What you have to do =
Convert the items into a numbered list, starting with the line that contains "What elements are" and going on through the line that contains "transport-list bbox=[72, 625, 528, 748]", with both of those lines included. Leave out blank lines and pictures.

Extracted records =

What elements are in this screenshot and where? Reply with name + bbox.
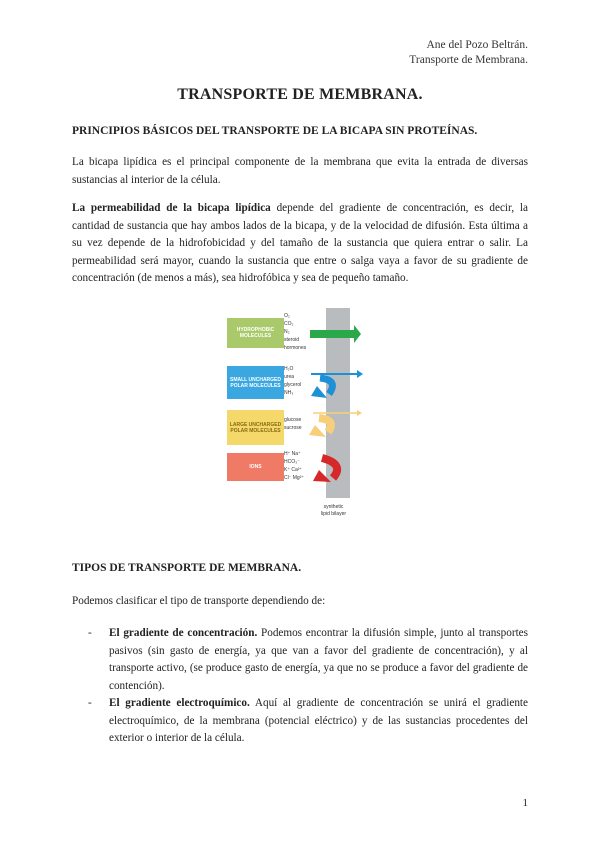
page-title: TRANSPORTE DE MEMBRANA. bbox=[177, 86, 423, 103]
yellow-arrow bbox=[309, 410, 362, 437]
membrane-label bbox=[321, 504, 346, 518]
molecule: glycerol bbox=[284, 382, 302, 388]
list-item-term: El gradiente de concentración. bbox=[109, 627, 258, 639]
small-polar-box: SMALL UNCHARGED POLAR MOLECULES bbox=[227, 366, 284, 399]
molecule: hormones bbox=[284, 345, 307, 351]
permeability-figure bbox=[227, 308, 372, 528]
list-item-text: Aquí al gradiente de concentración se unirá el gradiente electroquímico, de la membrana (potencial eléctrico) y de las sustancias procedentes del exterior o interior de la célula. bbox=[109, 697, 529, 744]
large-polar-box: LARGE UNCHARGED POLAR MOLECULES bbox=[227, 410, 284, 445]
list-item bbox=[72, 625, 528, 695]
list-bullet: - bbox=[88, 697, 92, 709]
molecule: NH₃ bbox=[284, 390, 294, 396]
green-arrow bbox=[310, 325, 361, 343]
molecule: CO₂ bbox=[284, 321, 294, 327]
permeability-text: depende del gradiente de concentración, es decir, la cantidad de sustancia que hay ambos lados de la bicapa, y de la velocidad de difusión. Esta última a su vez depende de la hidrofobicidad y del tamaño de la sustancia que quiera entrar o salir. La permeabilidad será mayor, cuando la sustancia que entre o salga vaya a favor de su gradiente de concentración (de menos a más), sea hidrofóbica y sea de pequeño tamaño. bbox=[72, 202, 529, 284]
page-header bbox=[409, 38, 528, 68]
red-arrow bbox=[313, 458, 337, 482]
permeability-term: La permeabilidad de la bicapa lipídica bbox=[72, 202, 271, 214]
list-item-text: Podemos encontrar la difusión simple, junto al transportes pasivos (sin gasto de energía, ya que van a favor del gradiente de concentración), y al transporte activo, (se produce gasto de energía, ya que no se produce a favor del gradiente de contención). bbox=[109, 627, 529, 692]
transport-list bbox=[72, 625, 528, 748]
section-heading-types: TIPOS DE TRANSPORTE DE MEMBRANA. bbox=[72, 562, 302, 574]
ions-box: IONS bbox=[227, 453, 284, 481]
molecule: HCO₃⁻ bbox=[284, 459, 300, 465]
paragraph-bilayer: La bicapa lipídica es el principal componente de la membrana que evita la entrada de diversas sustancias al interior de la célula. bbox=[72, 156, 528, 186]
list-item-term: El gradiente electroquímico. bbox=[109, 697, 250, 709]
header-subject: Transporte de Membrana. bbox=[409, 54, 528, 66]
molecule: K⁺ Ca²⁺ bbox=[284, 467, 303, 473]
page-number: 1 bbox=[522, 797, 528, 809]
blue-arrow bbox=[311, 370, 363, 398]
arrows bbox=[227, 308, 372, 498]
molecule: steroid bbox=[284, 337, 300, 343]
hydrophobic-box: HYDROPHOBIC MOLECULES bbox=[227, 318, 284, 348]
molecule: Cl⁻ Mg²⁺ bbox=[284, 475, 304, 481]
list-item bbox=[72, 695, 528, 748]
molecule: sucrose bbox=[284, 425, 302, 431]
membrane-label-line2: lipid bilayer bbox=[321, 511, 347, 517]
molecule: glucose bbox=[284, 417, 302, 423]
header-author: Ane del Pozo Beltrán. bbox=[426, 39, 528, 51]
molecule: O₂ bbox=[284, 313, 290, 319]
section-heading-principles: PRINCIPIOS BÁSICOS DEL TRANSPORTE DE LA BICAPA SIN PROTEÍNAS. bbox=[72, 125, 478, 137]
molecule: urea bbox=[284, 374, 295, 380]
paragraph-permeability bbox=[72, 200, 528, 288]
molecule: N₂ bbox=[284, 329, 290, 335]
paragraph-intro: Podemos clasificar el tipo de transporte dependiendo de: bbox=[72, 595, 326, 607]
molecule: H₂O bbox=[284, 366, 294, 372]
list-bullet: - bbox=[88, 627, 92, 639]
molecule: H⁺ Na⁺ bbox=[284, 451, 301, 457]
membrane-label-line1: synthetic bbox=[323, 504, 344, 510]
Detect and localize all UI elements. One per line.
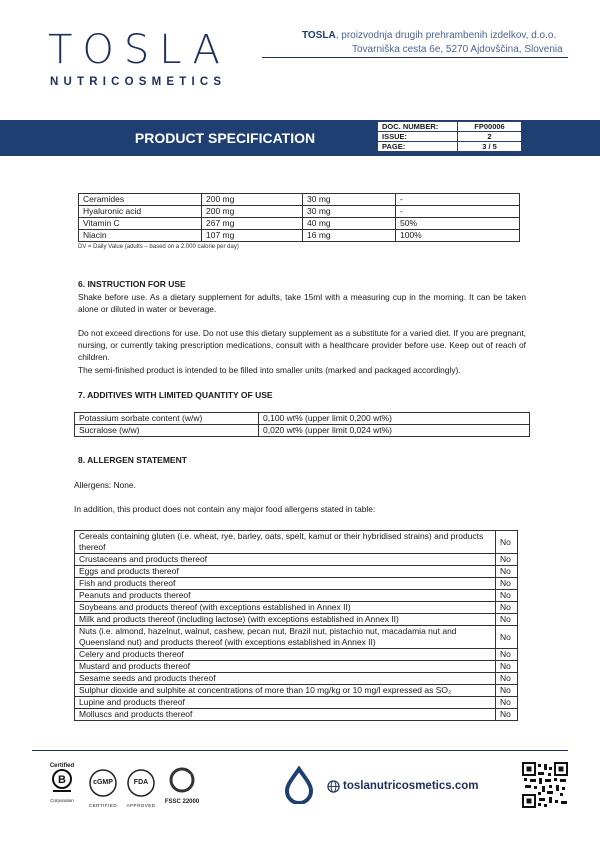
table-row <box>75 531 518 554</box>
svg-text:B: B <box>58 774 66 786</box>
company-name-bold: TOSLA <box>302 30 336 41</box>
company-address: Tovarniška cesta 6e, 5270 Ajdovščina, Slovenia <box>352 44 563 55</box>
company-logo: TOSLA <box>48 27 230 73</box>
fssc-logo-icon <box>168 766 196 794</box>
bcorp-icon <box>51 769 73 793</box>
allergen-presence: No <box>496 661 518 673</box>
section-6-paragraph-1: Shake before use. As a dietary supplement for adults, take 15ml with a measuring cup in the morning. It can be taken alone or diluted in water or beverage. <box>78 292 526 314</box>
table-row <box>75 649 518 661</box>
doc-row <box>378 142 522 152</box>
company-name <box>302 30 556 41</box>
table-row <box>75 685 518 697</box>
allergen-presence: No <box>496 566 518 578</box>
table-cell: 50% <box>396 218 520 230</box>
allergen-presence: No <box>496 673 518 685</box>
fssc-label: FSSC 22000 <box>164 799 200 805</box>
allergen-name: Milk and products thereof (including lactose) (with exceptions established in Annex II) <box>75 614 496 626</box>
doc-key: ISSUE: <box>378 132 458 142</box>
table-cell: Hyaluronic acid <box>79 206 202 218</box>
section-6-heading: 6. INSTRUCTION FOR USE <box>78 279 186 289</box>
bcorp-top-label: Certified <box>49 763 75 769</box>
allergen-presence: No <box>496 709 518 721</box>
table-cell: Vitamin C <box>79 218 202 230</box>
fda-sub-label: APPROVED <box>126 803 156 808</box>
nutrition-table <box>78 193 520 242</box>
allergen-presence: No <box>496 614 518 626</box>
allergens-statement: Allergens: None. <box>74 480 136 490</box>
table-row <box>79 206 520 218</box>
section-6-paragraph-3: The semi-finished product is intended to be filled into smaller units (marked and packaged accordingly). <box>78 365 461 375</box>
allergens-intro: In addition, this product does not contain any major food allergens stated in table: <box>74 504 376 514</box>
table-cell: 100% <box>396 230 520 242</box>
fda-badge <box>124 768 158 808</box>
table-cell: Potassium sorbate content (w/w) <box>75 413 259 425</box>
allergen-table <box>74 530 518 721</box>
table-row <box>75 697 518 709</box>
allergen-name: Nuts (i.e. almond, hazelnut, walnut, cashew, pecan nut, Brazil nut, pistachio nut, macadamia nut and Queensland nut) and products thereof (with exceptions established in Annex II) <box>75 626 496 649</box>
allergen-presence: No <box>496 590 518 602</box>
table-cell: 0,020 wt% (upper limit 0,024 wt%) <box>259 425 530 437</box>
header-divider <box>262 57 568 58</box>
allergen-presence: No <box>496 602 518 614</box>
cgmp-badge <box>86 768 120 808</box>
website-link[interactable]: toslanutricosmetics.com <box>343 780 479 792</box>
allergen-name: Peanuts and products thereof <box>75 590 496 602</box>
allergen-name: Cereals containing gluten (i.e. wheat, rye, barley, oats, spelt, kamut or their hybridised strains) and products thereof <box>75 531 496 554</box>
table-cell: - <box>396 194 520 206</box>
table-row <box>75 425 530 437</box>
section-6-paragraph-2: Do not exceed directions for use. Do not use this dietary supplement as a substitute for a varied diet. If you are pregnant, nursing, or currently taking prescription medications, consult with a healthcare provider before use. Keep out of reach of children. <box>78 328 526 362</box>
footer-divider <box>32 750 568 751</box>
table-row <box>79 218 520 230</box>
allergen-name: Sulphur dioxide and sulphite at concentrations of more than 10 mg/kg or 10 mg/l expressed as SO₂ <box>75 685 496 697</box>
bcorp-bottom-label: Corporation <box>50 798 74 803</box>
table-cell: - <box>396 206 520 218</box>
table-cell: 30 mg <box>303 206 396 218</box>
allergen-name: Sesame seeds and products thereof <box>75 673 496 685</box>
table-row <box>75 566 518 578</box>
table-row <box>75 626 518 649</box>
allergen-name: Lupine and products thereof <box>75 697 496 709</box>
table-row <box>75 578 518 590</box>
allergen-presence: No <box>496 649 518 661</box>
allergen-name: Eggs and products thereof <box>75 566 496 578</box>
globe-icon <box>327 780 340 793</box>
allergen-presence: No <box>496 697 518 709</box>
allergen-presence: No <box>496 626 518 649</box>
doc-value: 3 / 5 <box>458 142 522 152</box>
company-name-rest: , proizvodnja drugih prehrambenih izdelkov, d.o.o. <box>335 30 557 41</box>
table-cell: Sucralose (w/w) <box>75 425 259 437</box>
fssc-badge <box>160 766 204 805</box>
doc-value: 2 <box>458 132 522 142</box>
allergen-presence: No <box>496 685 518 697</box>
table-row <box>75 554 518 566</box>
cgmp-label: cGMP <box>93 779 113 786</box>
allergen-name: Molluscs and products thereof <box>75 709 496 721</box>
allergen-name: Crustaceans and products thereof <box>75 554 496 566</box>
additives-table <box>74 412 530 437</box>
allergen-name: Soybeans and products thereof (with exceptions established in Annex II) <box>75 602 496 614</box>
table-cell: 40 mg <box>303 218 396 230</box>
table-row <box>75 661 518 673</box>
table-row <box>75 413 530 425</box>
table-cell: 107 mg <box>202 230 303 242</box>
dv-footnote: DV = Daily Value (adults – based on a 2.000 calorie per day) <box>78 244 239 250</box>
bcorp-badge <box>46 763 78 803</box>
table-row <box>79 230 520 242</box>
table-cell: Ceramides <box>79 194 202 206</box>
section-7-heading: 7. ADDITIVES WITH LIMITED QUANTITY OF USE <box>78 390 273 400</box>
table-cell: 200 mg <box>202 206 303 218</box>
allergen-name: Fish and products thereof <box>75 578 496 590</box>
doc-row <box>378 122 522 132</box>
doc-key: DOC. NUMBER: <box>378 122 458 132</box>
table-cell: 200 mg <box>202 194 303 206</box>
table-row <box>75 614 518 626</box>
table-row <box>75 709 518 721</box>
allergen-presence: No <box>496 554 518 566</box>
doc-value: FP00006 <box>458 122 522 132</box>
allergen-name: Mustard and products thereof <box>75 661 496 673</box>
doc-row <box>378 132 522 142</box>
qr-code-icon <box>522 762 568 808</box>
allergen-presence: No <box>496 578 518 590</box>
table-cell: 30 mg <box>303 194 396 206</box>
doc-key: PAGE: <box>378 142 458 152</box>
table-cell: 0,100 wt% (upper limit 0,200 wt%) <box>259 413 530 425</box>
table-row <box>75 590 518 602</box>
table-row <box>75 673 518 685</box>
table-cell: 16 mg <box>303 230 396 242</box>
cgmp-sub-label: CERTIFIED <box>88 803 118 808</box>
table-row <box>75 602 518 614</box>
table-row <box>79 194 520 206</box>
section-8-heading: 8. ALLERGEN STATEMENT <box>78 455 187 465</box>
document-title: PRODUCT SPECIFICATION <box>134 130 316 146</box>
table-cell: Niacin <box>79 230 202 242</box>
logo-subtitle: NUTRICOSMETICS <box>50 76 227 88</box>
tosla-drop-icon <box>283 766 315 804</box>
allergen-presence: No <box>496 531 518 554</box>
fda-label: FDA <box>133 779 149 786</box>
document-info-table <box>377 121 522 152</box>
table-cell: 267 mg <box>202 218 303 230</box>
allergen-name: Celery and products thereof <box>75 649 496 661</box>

==

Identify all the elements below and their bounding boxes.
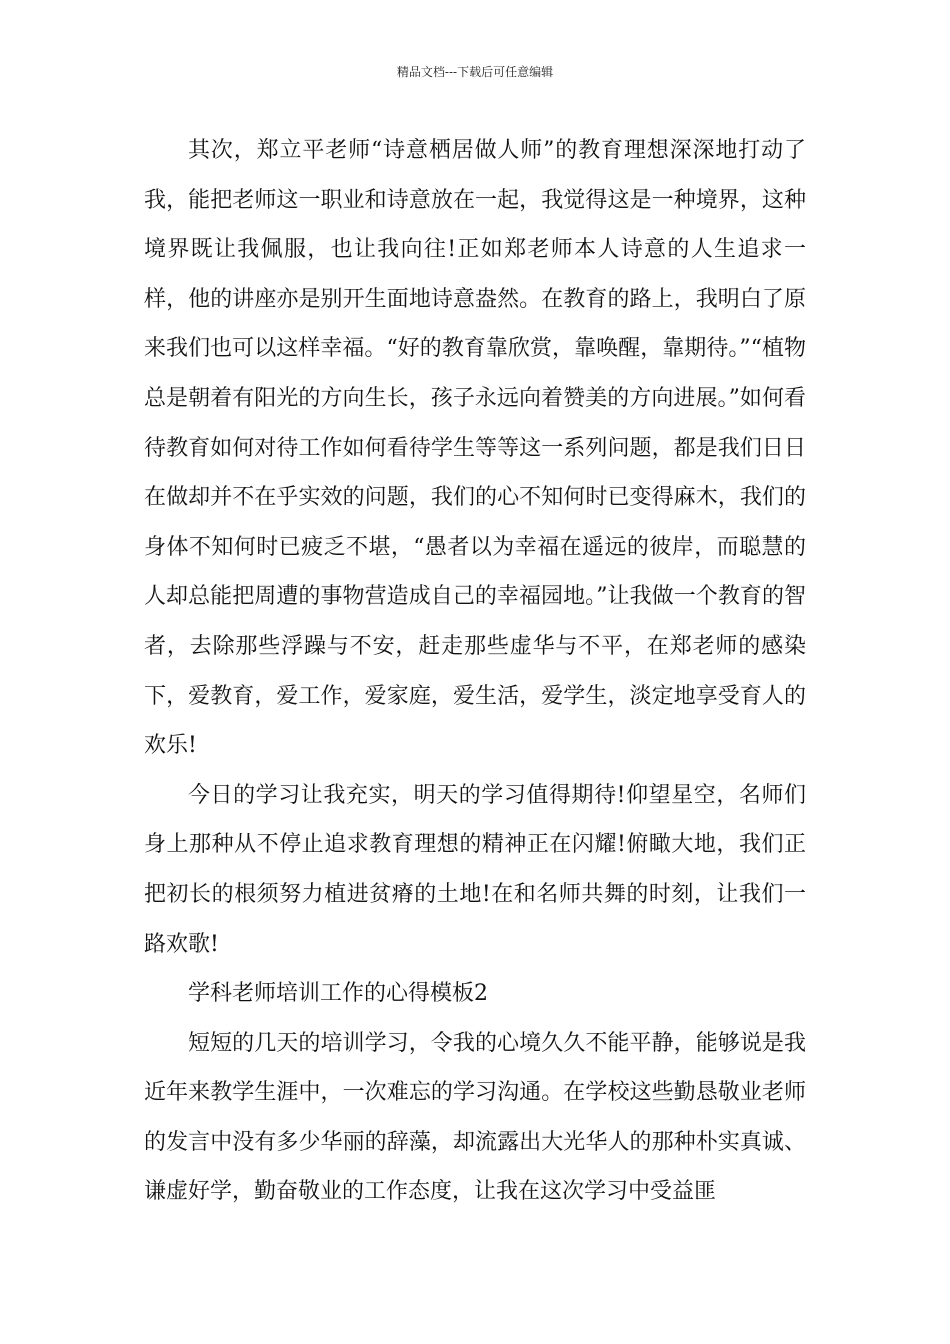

---

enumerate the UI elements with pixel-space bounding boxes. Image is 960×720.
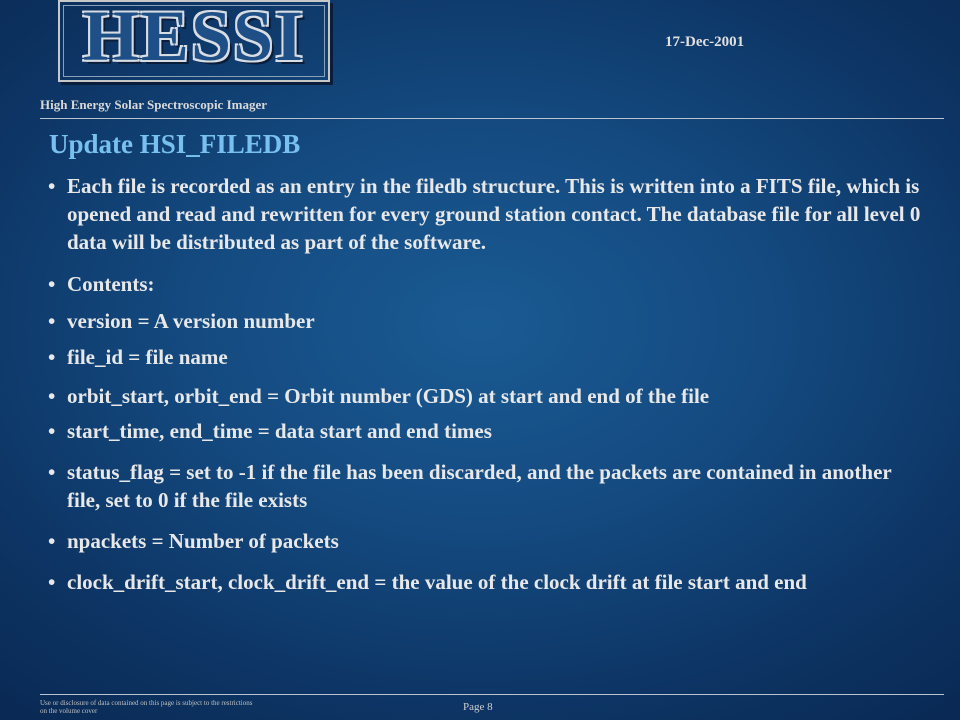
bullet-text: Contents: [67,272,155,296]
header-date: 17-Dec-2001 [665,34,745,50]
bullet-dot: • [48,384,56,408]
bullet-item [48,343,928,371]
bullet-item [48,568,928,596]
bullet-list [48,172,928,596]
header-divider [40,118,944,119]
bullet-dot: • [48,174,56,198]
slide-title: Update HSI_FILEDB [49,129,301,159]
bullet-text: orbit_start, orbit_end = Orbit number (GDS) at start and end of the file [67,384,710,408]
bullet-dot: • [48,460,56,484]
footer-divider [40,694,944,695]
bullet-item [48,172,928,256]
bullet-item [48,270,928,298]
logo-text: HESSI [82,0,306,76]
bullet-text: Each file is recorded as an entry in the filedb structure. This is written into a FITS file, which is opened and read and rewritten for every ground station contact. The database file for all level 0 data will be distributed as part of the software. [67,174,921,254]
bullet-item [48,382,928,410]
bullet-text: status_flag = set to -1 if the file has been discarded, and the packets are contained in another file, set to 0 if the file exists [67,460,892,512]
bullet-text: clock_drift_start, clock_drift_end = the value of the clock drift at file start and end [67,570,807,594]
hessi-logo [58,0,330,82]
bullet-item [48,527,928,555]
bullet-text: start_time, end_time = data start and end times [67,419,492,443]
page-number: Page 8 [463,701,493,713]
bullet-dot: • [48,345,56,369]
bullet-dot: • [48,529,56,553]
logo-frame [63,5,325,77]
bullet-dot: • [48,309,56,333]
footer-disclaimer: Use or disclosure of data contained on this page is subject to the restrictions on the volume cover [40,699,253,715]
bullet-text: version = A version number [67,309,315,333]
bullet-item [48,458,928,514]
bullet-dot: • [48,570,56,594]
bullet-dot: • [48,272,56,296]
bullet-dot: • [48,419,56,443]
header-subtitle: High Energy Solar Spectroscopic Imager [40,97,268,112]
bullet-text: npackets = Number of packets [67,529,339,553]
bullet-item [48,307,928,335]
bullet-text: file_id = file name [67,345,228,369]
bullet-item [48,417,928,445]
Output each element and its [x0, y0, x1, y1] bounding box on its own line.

Final answer =
1. What elements are in this screenshot and where? Reply with name + bbox.
2. page-title: TRANSPORTE DE MEMBRANA. bbox=[177, 86, 423, 103]
3. yellow-arrow bbox=[309, 410, 362, 437]
4. membrane-label bbox=[321, 504, 346, 518]
5. molecule: glycerol bbox=[284, 382, 302, 388]
6. list-item-term: El gradiente de concentración. bbox=[109, 627, 258, 639]
7. small-polar-box: SMALL UNCHARGED POLAR MOLECULES bbox=[227, 366, 284, 399]
8. molecule: hormones bbox=[284, 345, 307, 351]
9. permeability-figure bbox=[227, 308, 372, 528]
10. list-item-text: Aquí al gradiente de concentración se unirá el gradiente electroquímico, de la membrana (potencial eléctrico) y de las sustancias procedentes del exterior o interior de la célula. bbox=[109, 697, 529, 744]
11. large-polar-box: LARGE UNCHARGED POLAR MOLECULES bbox=[227, 410, 284, 445]
12. list-item bbox=[72, 625, 528, 695]
13. list-bullet: - bbox=[88, 697, 92, 709]
14. molecule: NH₃ bbox=[284, 390, 294, 396]
15. green-arrow bbox=[310, 325, 361, 343]
16. molecule: CO₂ bbox=[284, 321, 294, 327]
17. permeability-text: depende del gradiente de concentración, es decir, la cantidad de sustancia que hay ambos lados de la bicapa, y de la velocidad de difusión. Esta última a su vez depende de la hidrofobicidad y del tamaño de la sustancia que quiera entrar o salir. La permeabilidad será mayor, cuando la sustancia que entre o salga vaya a favor de su gradiente de concentración (de menos a más), sea hidrofóbica y sea de pequeño tamaño. bbox=[72, 202, 529, 284]
18. page-header bbox=[409, 38, 528, 68]
19. red-arrow bbox=[313, 458, 337, 482]
20. permeability-term: La permeabilidad de la bicapa lipídica bbox=[72, 202, 271, 214]
21. list-item-text: Podemos encontrar la difusión simple, junto al transportes pasivos (sin gasto de energía, ya que van a favor del gradiente de concentración), y al transporte activo, (se produce gasto de energía, ya que no se produce a favor del gradiente de contención). bbox=[109, 627, 529, 692]
22. transport-list bbox=[72, 625, 528, 748]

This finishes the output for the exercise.